Where a picture shows up in the listing below, omit it and output the rest exactly.

________________________________________

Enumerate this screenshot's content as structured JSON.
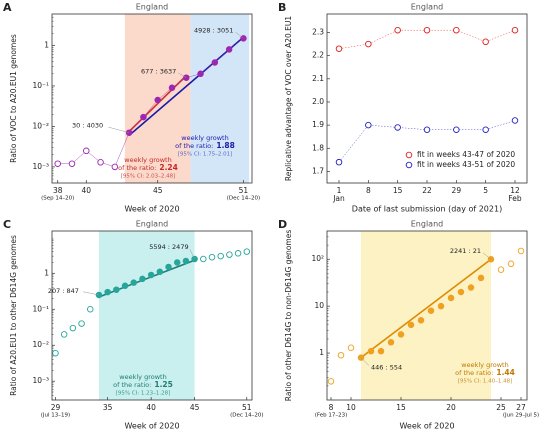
{
  "chart_data": [
    {
      "type": "scatter",
      "panel": "A",
      "title": "England",
      "xlabel": "Week of 2020",
      "ylabel": "Ratio of VOC to A20.EU1 genomes",
      "log_y": true,
      "xlim": [
        37.6,
        51.6
      ],
      "ylim": [
        0.0004,
        6
      ],
      "xticks": [
        38,
        40,
        45,
        51
      ],
      "xtick_notes": [
        {
          "value": 38,
          "label": "(Sep 14–20)"
        },
        {
          "value": 51,
          "label": "(Dec 14–20)"
        }
      ],
      "yticks": [
        {
          "value": 0.001,
          "label": "10⁻³"
        },
        {
          "value": 0.01,
          "label": "10⁻²"
        },
        {
          "value": 0.1,
          "label": "10⁻¹"
        },
        {
          "value": 1,
          "label": "1"
        }
      ],
      "shade": [
        {
          "from": 42.7,
          "to": 47.3,
          "color": "#fbd9cb"
        },
        {
          "from": 47.3,
          "to": 51.4,
          "color": "#d3e6f8"
        }
      ],
      "series": [
        {
          "color": "#9c27b0",
          "connect": true,
          "x": [
            38,
            39,
            40,
            41,
            42,
            43,
            44,
            45,
            46,
            47,
            48,
            49,
            50,
            51
          ],
          "values": [
            0.0012,
            0.0012,
            0.0025,
            0.0013,
            0.001,
            0.007,
            0.017,
            0.045,
            0.09,
            0.16,
            0.2,
            0.38,
            0.8,
            1.5
          ],
          "filled": [
            false,
            false,
            false,
            false,
            false,
            true,
            true,
            true,
            true,
            true,
            true,
            true,
            true,
            true
          ]
        }
      ],
      "fits": [
        {
          "color": "#d32f2f",
          "x": [
            43,
            47
          ],
          "values": [
            0.0075,
            0.18
          ]
        },
        {
          "color": "#1a1aa8",
          "x": [
            43,
            51
          ],
          "values": [
            0.006,
            1.6
          ]
        }
      ],
      "counts": [
        "30 : 4030",
        "677 : 3637",
        "4928 : 3051"
      ],
      "growth": [
        {
          "color": "#1a1aa8",
          "ci_color": "#5a6ac8",
          "lines": [
            "weekly growth",
            "of the ratio:"
          ],
          "value": 1.88,
          "ci": "[95% CI: 1.75–2.01]"
        },
        {
          "color": "#c62828",
          "ci_color": "#c85050",
          "lines": [
            "weekly growth",
            "of the ratio:"
          ],
          "value": 2.24,
          "ci": "[95% CI: 2.03–2.48]"
        }
      ]
    },
    {
      "type": "line",
      "panel": "B",
      "title": "England",
      "xlabel": "Date of last submission (day of 2021)",
      "ylabel": "Replicative advantage of VOC over A20.EU1",
      "categories": [
        "1",
        "8",
        "15",
        "22",
        "29",
        "5",
        "12"
      ],
      "category_notes": [
        "Jan",
        null,
        null,
        null,
        null,
        null,
        "Feb"
      ],
      "ylim": [
        1.65,
        2.38
      ],
      "yticks": [
        1.7,
        1.8,
        1.9,
        {
          "value": 2,
          "label": "2.0"
        },
        2.1,
        2.2,
        2.3
      ],
      "legend": "lower right",
      "series": [
        {
          "name": "fit in weeks 43-47 of 2020",
          "color": "#e0201a",
          "values": [
            2.23,
            2.25,
            2.31,
            2.31,
            2.31,
            2.26,
            2.31
          ]
        },
        {
          "name": "fit in weeks 43-51 of 2020",
          "color": "#2020c0",
          "values": [
            1.74,
            1.9,
            1.89,
            1.88,
            1.88,
            1.88,
            1.92
          ]
        }
      ]
    },
    {
      "type": "scatter",
      "panel": "C",
      "title": "England",
      "xlabel": "Week of 2020",
      "ylabel": "Ratio of A20.EU1 to other D614G genomes",
      "log_y": true,
      "xlim": [
        28.6,
        51.6
      ],
      "ylim": [
        0.0003,
        15
      ],
      "xticks": [
        29,
        35,
        40,
        45,
        51
      ],
      "xtick_notes": [
        {
          "value": 29,
          "label": "(Jul 13–19)"
        },
        {
          "value": 51,
          "label": "(Dec 14–20)"
        }
      ],
      "yticks": [
        {
          "value": 0.001,
          "label": "10⁻³"
        },
        {
          "value": 0.01,
          "label": "10⁻²"
        },
        {
          "value": 0.1,
          "label": "10⁻¹"
        },
        {
          "value": 1,
          "label": "1"
        }
      ],
      "shade": [
        {
          "from": 34,
          "to": 45,
          "color": "#c9efee"
        }
      ],
      "series": [
        {
          "color": "#26a69a",
          "connect": false,
          "x": [
            29,
            30,
            31,
            32,
            33,
            34,
            35,
            36,
            37,
            38,
            39,
            40,
            41,
            42,
            43,
            44,
            45,
            46,
            47,
            48,
            49,
            50,
            51
          ],
          "values": [
            0.006,
            0.02,
            0.03,
            0.04,
            0.1,
            0.25,
            0.3,
            0.35,
            0.45,
            0.55,
            0.7,
            0.9,
            1.1,
            1.5,
            2,
            2.2,
            2.5,
            2.5,
            2.8,
            3,
            3.3,
            3.6,
            4
          ],
          "filled": [
            false,
            false,
            false,
            false,
            false,
            true,
            true,
            true,
            true,
            true,
            true,
            true,
            true,
            true,
            true,
            true,
            true,
            false,
            false,
            false,
            false,
            false,
            false
          ]
        }
      ],
      "fits": [
        {
          "color": "#1e7d74",
          "x": [
            34,
            45
          ],
          "values": [
            0.22,
            2.3
          ]
        }
      ],
      "counts": [
        "207 : 847",
        "5594 : 2479"
      ],
      "growth": [
        {
          "color": "#1e7d74",
          "ci_color": "#3a9a90",
          "lines": [
            "weekly growth",
            "of the ratio:"
          ],
          "value": 1.25,
          "ci": "[95% CI: 1.23–1.28]"
        }
      ]
    },
    {
      "type": "scatter",
      "panel": "D",
      "title": "England",
      "xlabel": "Week of 2020",
      "ylabel": "Ratio of other D614G to non-D614G genomes",
      "log_y": true,
      "xlim": [
        7.6,
        27.6
      ],
      "ylim": [
        0.1,
        400
      ],
      "xticks": [
        8,
        10,
        15,
        20,
        25,
        27
      ],
      "xtick_notes": [
        {
          "value": 8,
          "label": "(Feb 17–23)"
        },
        {
          "value": 27,
          "label": "(Jun 29–Jul 5)"
        }
      ],
      "yticks": [
        1,
        10,
        {
          "value": 100,
          "label": "10²"
        }
      ],
      "shade": [
        {
          "from": 11,
          "to": 24,
          "color": "#fcf2c4"
        }
      ],
      "series": [
        {
          "color": "#f0a020",
          "connect": false,
          "x": [
            8,
            9,
            10,
            11,
            12,
            13,
            14,
            15,
            16,
            17,
            18,
            19,
            20,
            21,
            22,
            23,
            24,
            25,
            26,
            27
          ],
          "values": [
            0.25,
            0.9,
            1.3,
            0.8,
            1.1,
            1.1,
            1.7,
            2.5,
            4,
            5,
            8,
            10,
            15,
            20,
            25,
            40,
            100,
            60,
            80,
            150
          ],
          "filled": [
            false,
            false,
            false,
            true,
            true,
            true,
            true,
            true,
            true,
            true,
            true,
            true,
            true,
            true,
            true,
            true,
            true,
            false,
            false,
            false
          ]
        }
      ],
      "fits": [
        {
          "color": "#e08a00",
          "x": [
            11,
            24
          ],
          "values": [
            0.8,
            100
          ]
        }
      ],
      "counts": [
        "446 : 554",
        "2241 : 21"
      ],
      "growth": [
        {
          "color": "#c07800",
          "ci_color": "#c89030",
          "lines": [
            "weekly growth",
            "of the ratio:"
          ],
          "value": 1.44,
          "ci": "[95% CI: 1.40–1.48]"
        }
      ]
    }
  ]
}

________________________________________

**THE ANSWER**.
Enumerate this screenshot's content as structured JSON.
{
  "chart_data": [
    {
      "type": "scatter",
      "panel": "A",
      "title": "England",
      "xlabel": "Week of 2020",
      "ylabel": "Ratio of VOC to A20.EU1 genomes",
      "log_y": true,
      "xlim": [
        37.6,
        51.6
      ],
      "ylim": [
        0.0004,
        6
      ],
      "xticks": [
        38,
        40,
        45,
        51
      ],
      "xtick_notes": [
        {
          "value": 38,
          "label": "(Sep 14–20)"
        },
        {
          "value": 51,
          "label": "(Dec 14–20)"
        }
      ],
      "yticks": [
        {
          "value": 0.001,
          "label": "10⁻³"
        },
        {
          "value": 0.01,
          "label": "10⁻²"
        },
        {
          "value": 0.1,
          "label": "10⁻¹"
        },
        {
          "value": 1,
          "label": "1"
        }
      ],
      "shade": [
        {
          "from": 42.7,
          "to": 47.3,
          "color": "#fbd9cb"
        },
        {
          "from": 47.3,
          "to": 51.4,
          "color": "#d3e6f8"
        }
      ],
      "series": [
        {
          "color": "#9c27b0",
          "connect": true,
          "x": [
            38,
            39,
            40,
            41,
            42,
            43,
            44,
            45,
            46,
            47,
            48,
            49,
            50,
            51
          ],
          "values": [
            0.0012,
            0.0012,
            0.0025,
            0.0013,
            0.001,
            0.007,
            0.017,
            0.045,
            0.09,
            0.16,
            0.2,
            0.38,
            0.8,
            1.5
          ],
          "filled": [
            false,
            false,
            false,
            false,
            false,
            true,
            true,
            true,
            true,
            true,
            true,
            true,
            true,
            true
          ]
        }
      ],
      "fits": [
        {
          "color": "#d32f2f",
          "x": [
            43,
            47
          ],
          "values": [
            0.0075,
            0.18
          ]
        },
        {
          "color": "#1a1aa8",
          "x": [
            43,
            51
          ],
          "values": [
            0.006,
            1.6
          ]
        }
      ],
      "counts": [
        "30 : 4030",
        "677 : 3637",
        "4928 : 3051"
      ],
      "growth": [
        {
          "color": "#1a1aa8",
          "ci_color": "#5a6ac8",
          "lines": [
            "weekly growth",
            "of the ratio:"
          ],
          "value": 1.88,
          "ci": "[95% CI: 1.75–2.01]"
        },
        {
          "color": "#c62828",
          "ci_color": "#c85050",
          "lines": [
            "weekly growth",
            "of the ratio:"
          ],
          "value": 2.24,
          "ci": "[95% CI: 2.03–2.48]"
        }
      ]
    },
    {
      "type": "line",
      "panel": "B",
      "title": "England",
      "xlabel": "Date of last submission (day of 2021)",
      "ylabel": "Replicative advantage of VOC over A20.EU1",
      "categories": [
        "1",
        "8",
        "15",
        "22",
        "29",
        "5",
        "12"
      ],
      "category_notes": [
        "Jan",
        null,
        null,
        null,
        null,
        null,
        "Feb"
      ],
      "ylim": [
        1.65,
        2.38
      ],
      "yticks": [
        1.7,
        1.8,
        1.9,
        {
          "value": 2,
          "label": "2.0"
        },
        2.1,
        2.2,
        2.3
      ],
      "legend": "lower right",
      "series": [
        {
          "name": "fit in weeks 43-47 of 2020",
          "color": "#e0201a",
          "values": [
            2.23,
            2.25,
            2.31,
            2.31,
            2.31,
            2.26,
            2.31
          ]
        },
        {
          "name": "fit in weeks 43-51 of 2020",
          "color": "#2020c0",
          "values": [
            1.74,
            1.9,
            1.89,
            1.88,
            1.88,
            1.88,
            1.92
          ]
        }
      ]
    },
    {
      "type": "scatter",
      "panel": "C",
      "title": "England",
      "xlabel": "Week of 2020",
      "ylabel": "Ratio of A20.EU1 to other D614G genomes",
      "log_y": true,
      "xlim": [
        28.6,
        51.6
      ],
      "ylim": [
        0.0003,
        15
      ],
      "xticks": [
        29,
        35,
        40,
        45,
        51
      ],
      "xtick_notes": [
        {
          "value": 29,
          "label": "(Jul 13–19)"
        },
        {
          "value": 51,
          "label": "(Dec 14–20)"
        }
      ],
      "yticks": [
        {
          "value": 0.001,
          "label": "10⁻³"
        },
        {
          "value": 0.01,
          "label": "10⁻²"
        },
        {
          "value": 0.1,
          "label": "10⁻¹"
        },
        {
          "value": 1,
          "label": "1"
        }
      ],
      "shade": [
        {
          "from": 34,
          "to": 45,
          "color": "#c9efee"
        }
      ],
      "series": [
        {
          "color": "#26a69a",
          "connect": false,
          "x": [
            29,
            30,
            31,
            32,
            33,
            34,
            35,
            36,
            37,
            38,
            39,
            40,
            41,
            42,
            43,
            44,
            45,
            46,
            47,
            48,
            49,
            50,
            51
          ],
          "values": [
            0.006,
            0.02,
            0.03,
            0.04,
            0.1,
            0.25,
            0.3,
            0.35,
            0.45,
            0.55,
            0.7,
            0.9,
            1.1,
            1.5,
            2,
            2.2,
            2.5,
            2.5,
            2.8,
            3,
            3.3,
            3.6,
            4
          ],
          "filled": [
            false,
            false,
            false,
            false,
            false,
            true,
            true,
            true,
            true,
            true,
            true,
            true,
            true,
            true,
            true,
            true,
            true,
            false,
            false,
            false,
            false,
            false,
            false
          ]
        }
      ],
      "fits": [
        {
          "color": "#1e7d74",
          "x": [
            34,
            45
          ],
          "values": [
            0.22,
            2.3
          ]
        }
      ],
      "counts": [
        "207 : 847",
        "5594 : 2479"
      ],
      "growth": [
        {
          "color": "#1e7d74",
          "ci_color": "#3a9a90",
          "lines": [
            "weekly growth",
            "of the ratio:"
          ],
          "value": 1.25,
          "ci": "[95% CI: 1.23–1.28]"
        }
      ]
    },
    {
      "type": "scatter",
      "panel": "D",
      "title": "England",
      "xlabel": "Week of 2020",
      "ylabel": "Ratio of other D614G to non-D614G genomes",
      "log_y": true,
      "xlim": [
        7.6,
        27.6
      ],
      "ylim": [
        0.1,
        400
      ],
      "xticks": [
        8,
        10,
        15,
        20,
        25,
        27
      ],
      "xtick_notes": [
        {
          "value": 8,
          "label": "(Feb 17–23)"
        },
        {
          "value": 27,
          "label": "(Jun 29–Jul 5)"
        }
      ],
      "yticks": [
        1,
        10,
        {
          "value": 100,
          "label": "10²"
        }
      ],
      "shade": [
        {
          "from": 11,
          "to": 24,
          "color": "#fcf2c4"
        }
      ],
      "series": [
        {
          "color": "#f0a020",
          "connect": false,
          "x": [
            8,
            9,
            10,
            11,
            12,
            13,
            14,
            15,
            16,
            17,
            18,
            19,
            20,
            21,
            22,
            23,
            24,
            25,
            26,
            27
          ],
          "values": [
            0.25,
            0.9,
            1.3,
            0.8,
            1.1,
            1.1,
            1.7,
            2.5,
            4,
            5,
            8,
            10,
            15,
            20,
            25,
            40,
            100,
            60,
            80,
            150
          ],
          "filled": [
            false,
            false,
            false,
            true,
            true,
            true,
            true,
            true,
            true,
            true,
            true,
            true,
            true,
            true,
            true,
            true,
            true,
            false,
            false,
            false
          ]
        }
      ],
      "fits": [
        {
          "color": "#e08a00",
          "x": [
            11,
            24
          ],
          "values": [
            0.8,
            100
          ]
        }
      ],
      "counts": [
        "446 : 554",
        "2241 : 21"
      ],
      "growth": [
        {
          "color": "#c07800",
          "ci_color": "#c89030",
          "lines": [
            "weekly growth",
            "of the ratio:"
          ],
          "value": 1.44,
          "ci": "[95% CI: 1.40–1.48]"
        }
      ]
    }
  ]
}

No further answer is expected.